**GOAL:** Reproduce the records below exactly as they appear.

- - - - -

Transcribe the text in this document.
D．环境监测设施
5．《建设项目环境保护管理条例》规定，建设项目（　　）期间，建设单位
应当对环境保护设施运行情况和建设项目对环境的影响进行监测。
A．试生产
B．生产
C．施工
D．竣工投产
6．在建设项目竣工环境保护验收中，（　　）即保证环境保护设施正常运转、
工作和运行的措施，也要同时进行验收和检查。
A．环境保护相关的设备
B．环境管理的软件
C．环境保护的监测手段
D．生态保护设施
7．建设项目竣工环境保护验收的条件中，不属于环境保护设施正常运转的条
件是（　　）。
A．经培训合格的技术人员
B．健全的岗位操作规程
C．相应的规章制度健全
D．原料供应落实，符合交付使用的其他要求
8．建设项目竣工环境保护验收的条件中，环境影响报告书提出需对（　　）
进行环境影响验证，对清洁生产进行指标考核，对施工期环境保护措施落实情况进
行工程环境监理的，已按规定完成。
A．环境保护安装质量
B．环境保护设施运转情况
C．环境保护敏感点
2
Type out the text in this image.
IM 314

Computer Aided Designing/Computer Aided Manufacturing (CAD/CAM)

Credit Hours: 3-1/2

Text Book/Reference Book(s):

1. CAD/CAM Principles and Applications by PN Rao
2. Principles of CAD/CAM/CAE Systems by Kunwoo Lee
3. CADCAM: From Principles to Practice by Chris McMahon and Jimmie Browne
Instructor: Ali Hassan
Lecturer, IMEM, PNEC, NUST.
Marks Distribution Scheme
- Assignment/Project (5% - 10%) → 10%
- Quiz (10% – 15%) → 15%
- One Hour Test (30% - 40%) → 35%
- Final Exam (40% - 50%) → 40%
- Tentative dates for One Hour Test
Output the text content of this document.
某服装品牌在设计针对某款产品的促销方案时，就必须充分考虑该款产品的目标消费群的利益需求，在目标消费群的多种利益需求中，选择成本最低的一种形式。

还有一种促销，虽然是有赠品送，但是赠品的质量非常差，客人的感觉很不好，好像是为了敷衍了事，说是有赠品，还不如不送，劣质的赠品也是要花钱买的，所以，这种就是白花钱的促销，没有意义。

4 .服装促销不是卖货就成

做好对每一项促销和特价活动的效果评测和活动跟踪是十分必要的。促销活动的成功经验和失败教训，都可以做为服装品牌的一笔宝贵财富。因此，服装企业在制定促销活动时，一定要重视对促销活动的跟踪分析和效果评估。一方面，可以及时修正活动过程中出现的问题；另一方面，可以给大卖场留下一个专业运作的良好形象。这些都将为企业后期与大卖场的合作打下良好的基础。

- - - - -

**ANSWER FOR THIS EXERCISE:**
Transcribe the text in this document.
D．环境监测设施
5．《建设项目环境保护管理条例》规定，建设项目（　　）期间，建设单位
应当对环境保护设施运行情况和建设项目对环境的影响进行监测。
A．试生产
B．生产
C．施工
D．竣工投产
6．在建设项目竣工环境保护验收中，（　　）即保证环境保护设施正常运转、
工作和运行的措施，也要同时进行验收和检查。
A．环境保护相关的设备
B．环境管理的软件
C．环境保护的监测手段
D．生态保护设施
7．建设项目竣工环境保护验收的条件中，不属于环境保护设施正常运转的条
件是（　　）。
A．经培训合格的技术人员
B．健全的岗位操作规程
C．相应的规章制度健全
D．原料供应落实，符合交付使用的其他要求
8．建设项目竣工环境保护验收的条件中，环境影响报告书提出需对（　　）
进行环境影响验证，对清洁生产进行指标考核，对施工期环境保护措施落实情况进
行工程环境监理的，已按规定完成。
A．环境保护安装质量
B．环境保护设施运转情况
C．环境保护敏感点
2
Type out the text in this image.
IM 314

Computer Aided Designing/Computer Aided Manufacturing (CAD/CAM)

Credit Hours: 3-1/2

Text Book/Reference Book(s):

1. CAD/CAM Principles and Applications by PN Rao
2. Principles of CAD/CAM/CAE Systems by Kunwoo Lee
3. CADCAM: From Principles to Practice by Chris McMahon and Jimmie Browne
Instructor: Ali Hassan
Lecturer, IMEM, PNEC, NUST.
Marks Distribution Scheme
- Assignment/Project (5% - 10%) → 10%
- Quiz (10% – 15%) → 15%
- One Hour Test (30% - 40%) → 35%
- Final Exam (40% - 50%) → 40%
- Tentative dates for One Hour Test
Output the text content of this document.
某服装品牌在设计针对某款产品的促销方案时，就必须充分考虑该款产品的目标消费群的利益需求，在目标消费群的多种利益需求中，选择成本最低的一种形式。

还有一种促销，虽然是有赠品送，但是赠品的质量非常差，客人的感觉很不好，好像是为了敷衍了事，说是有赠品，还不如不送，劣质的赠品也是要花钱买的，所以，这种就是白花钱的促销，没有意义。

4 .服装促销不是卖货就成

做好对每一项促销和特价活动的效果评测和活动跟踪是十分必要的。促销活动的成功经验和失败教训，都可以做为服装品牌的一笔宝贵财富。因此，服装企业在制定促销活动时，一定要重视对促销活动的跟踪分析和效果评估。一方面，可以及时修正活动过程中出现的问题；另一方面，可以给大卖场留下一个专业运作的良好形象。这些都将为企业后期与大卖场的合作打下良好的基础。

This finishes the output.